*THE EXERCISE*. Search the material for the word "were" and copy each line that holds it.

*ENTRIES*.

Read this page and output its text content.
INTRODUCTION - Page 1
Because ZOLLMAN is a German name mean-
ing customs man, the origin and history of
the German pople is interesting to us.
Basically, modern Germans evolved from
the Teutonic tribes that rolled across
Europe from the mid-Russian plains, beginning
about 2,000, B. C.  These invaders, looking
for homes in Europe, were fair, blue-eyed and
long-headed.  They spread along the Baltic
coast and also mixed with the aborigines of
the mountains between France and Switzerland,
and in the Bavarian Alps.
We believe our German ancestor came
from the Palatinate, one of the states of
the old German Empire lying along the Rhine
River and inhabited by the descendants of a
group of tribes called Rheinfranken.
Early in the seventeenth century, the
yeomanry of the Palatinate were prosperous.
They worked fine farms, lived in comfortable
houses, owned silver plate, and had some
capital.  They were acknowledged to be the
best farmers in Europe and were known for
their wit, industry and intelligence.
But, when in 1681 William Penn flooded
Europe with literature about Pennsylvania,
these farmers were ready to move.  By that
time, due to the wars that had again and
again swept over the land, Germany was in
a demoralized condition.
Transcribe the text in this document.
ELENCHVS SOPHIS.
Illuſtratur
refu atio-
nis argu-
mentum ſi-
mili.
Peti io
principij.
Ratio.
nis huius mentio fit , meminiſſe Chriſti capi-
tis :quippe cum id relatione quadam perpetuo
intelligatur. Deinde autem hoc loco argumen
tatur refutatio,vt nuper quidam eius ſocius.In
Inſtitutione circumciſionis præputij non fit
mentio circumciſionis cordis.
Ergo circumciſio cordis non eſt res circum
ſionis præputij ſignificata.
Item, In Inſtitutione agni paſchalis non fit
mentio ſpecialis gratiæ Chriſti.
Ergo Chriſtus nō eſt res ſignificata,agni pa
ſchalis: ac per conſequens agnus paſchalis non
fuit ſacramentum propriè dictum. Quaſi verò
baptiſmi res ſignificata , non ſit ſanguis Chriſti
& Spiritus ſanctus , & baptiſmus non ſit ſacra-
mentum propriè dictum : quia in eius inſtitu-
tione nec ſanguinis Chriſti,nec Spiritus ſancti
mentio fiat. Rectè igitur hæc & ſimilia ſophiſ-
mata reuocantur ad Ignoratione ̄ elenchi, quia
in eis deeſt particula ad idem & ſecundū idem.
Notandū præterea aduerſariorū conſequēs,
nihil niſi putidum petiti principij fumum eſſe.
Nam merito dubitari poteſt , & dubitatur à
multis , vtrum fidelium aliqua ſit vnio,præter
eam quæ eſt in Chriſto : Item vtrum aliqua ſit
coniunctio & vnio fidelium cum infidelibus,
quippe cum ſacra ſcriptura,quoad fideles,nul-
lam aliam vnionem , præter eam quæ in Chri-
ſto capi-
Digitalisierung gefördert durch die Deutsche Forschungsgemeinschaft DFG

*RESULT FOR THIS TASK*.
for homes in Europe, were fair, blue-eyed and
yeomanry of the Palatinate were prosperous.
capital.  They were acknowledged to be the
best farmers in Europe and were known for
these farmers were ready to move.  By that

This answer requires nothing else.